■ **Exercise directions**
The records that follow are to be repeated without alteration.

** BEGIN Supplied data **

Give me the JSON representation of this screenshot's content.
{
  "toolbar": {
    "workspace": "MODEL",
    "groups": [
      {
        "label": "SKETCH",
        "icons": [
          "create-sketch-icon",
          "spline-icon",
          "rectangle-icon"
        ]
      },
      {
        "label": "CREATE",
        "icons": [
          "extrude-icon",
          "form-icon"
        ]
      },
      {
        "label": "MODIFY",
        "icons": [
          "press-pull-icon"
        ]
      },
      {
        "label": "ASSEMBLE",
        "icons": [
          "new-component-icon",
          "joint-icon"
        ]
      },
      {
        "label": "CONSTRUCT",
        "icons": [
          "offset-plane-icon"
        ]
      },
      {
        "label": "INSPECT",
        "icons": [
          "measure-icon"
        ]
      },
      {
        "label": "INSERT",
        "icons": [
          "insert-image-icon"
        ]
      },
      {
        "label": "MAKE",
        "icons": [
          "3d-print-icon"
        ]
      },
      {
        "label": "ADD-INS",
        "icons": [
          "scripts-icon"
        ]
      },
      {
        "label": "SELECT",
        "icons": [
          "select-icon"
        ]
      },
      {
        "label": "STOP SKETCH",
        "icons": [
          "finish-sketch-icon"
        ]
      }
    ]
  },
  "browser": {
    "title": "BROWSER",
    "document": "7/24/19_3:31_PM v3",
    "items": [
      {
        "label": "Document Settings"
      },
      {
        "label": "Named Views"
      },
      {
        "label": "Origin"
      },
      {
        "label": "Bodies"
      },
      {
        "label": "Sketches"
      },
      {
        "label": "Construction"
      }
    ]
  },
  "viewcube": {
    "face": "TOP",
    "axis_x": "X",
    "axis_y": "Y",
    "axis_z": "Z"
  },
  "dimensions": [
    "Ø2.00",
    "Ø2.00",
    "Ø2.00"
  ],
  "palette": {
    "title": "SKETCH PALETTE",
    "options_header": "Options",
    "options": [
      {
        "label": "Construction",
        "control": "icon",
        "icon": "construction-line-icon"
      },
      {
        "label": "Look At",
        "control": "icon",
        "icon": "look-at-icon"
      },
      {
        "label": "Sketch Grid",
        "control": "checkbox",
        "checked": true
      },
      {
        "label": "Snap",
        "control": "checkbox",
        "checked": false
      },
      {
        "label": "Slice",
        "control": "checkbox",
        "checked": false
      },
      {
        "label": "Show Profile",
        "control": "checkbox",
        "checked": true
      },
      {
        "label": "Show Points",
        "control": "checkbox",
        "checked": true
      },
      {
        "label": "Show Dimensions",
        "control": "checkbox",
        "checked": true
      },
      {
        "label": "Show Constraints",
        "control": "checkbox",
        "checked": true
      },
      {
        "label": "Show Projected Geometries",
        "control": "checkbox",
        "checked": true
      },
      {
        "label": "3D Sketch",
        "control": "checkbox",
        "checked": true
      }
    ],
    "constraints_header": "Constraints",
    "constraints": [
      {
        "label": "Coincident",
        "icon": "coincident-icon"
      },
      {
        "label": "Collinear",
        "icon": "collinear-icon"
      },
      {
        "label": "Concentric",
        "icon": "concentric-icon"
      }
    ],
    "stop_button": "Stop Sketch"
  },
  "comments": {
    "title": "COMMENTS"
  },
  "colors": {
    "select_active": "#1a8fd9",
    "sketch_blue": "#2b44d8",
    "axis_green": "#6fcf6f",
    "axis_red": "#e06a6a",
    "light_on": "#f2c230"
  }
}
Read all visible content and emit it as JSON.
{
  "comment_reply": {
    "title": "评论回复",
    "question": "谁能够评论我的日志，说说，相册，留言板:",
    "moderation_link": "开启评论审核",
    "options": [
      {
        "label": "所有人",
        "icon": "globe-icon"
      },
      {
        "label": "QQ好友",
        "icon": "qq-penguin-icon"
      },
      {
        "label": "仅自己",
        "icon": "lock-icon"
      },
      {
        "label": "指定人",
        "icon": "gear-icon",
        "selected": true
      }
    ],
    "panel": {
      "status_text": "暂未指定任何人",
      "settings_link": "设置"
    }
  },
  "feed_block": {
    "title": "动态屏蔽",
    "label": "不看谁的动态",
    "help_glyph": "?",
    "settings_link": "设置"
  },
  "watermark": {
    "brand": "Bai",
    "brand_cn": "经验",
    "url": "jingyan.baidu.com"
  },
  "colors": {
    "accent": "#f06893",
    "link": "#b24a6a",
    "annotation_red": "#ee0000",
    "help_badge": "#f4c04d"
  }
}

** END Supplied data **

■ **Output for this exercise**
Give me the JSON representation of this screenshot's content.
{
  "toolbar": {
    "workspace": "MODEL",
    "groups": [
      {
        "label": "SKETCH",
        "icons": [
          "create-sketch-icon",
          "spline-icon",
          "rectangle-icon"
        ]
      },
      {
        "label": "CREATE",
        "icons": [
          "extrude-icon",
          "form-icon"
        ]
      },
      {
        "label": "MODIFY",
        "icons": [
          "press-pull-icon"
        ]
      },
      {
        "label": "ASSEMBLE",
        "icons": [
          "new-component-icon",
          "joint-icon"
        ]
      },
      {
        "label": "CONSTRUCT",
        "icons": [
          "offset-plane-icon"
        ]
      },
      {
        "label": "INSPECT",
        "icons": [
          "measure-icon"
        ]
      },
      {
        "label": "INSERT",
        "icons": [
          "insert-image-icon"
        ]
      },
      {
        "label": "MAKE",
        "icons": [
          "3d-print-icon"
        ]
      },
      {
        "label": "ADD-INS",
        "icons": [
          "scripts-icon"
        ]
      },
      {
        "label": "SELECT",
        "icons": [
          "select-icon"
        ]
      },
      {
        "label": "STOP SKETCH",
        "icons": [
          "finish-sketch-icon"
        ]
      }
    ]
  },
  "browser": {
    "title": "BROWSER",
    "document": "7/24/19_3:31_PM v3",
    "items": [
      {
        "label": "Document Settings"
      },
      {
        "label": "Named Views"
      },
      {
        "label": "Origin"
      },
      {
        "label": "Bodies"
      },
      {
        "label": "Sketches"
      },
      {
        "label": "Construction"
      }
    ]
  },
  "viewcube": {
    "face": "TOP",
    "axis_x": "X",
    "axis_y": "Y",
    "axis_z": "Z"
  },
  "dimensions": [
    "Ø2.00",
    "Ø2.00",
    "Ø2.00"
  ],
  "palette": {
    "title": "SKETCH PALETTE",
    "options_header": "Options",
    "options": [
      {
        "label": "Construction",
        "control": "icon",
        "icon": "construction-line-icon"
      },
      {
        "label": "Look At",
        "control": "icon",
        "icon": "look-at-icon"
      },
      {
        "label": "Sketch Grid",
        "control": "checkbox",
        "checked": true
      },
      {
        "label": "Snap",
        "control": "checkbox",
        "checked": false
      },
      {
        "label": "Slice",
        "control": "checkbox",
        "checked": false
      },
      {
        "label": "Show Profile",
        "control": "checkbox",
        "checked": true
      },
      {
        "label": "Show Points",
        "control": "checkbox",
        "checked": true
      },
      {
        "label": "Show Dimensions",
        "control": "checkbox",
        "checked": true
      },
      {
        "label": "Show Constraints",
        "control": "checkbox",
        "checked": true
      },
      {
        "label": "Show Projected Geometries",
        "control": "checkbox",
        "checked": true
      },
      {
        "label": "3D Sketch",
        "control": "checkbox",
        "checked": true
      }
    ],
    "constraints_header": "Constraints",
    "constraints": [
      {
        "label": "Coincident",
        "icon": "coincident-icon"
      },
      {
        "label": "Collinear",
        "icon": "collinear-icon"
      },
      {
        "label": "Concentric",
        "icon": "concentric-icon"
      }
    ],
    "stop_button": "Stop Sketch"
  },
  "comments": {
    "title": "COMMENTS"
  },
  "colors": {
    "select_active": "#1a8fd9",
    "sketch_blue": "#2b44d8",
    "axis_green": "#6fcf6f",
    "axis_red": "#e06a6a",
    "light_on": "#f2c230"
  }
}
Read all visible content and emit it as JSON.
{
  "comment_reply": {
    "title": "评论回复",
    "question": "谁能够评论我的日志，说说，相册，留言板:",
    "moderation_link": "开启评论审核",
    "options": [
      {
        "label": "所有人",
        "icon": "globe-icon"
      },
      {
        "label": "QQ好友",
        "icon": "qq-penguin-icon"
      },
      {
        "label": "仅自己",
        "icon": "lock-icon"
      },
      {
        "label": "指定人",
        "icon": "gear-icon",
        "selected": true
      }
    ],
    "panel": {
      "status_text": "暂未指定任何人",
      "settings_link": "设置"
    }
  },
  "feed_block": {
    "title": "动态屏蔽",
    "label": "不看谁的动态",
    "help_glyph": "?",
    "settings_link": "设置"
  },
  "watermark": {
    "brand": "Bai",
    "brand_cn": "经验",
    "url": "jingyan.baidu.com"
  },
  "colors": {
    "accent": "#f06893",
    "link": "#b24a6a",
    "annotation_red": "#ee0000",
    "help_badge": "#f4c04d"
  }
}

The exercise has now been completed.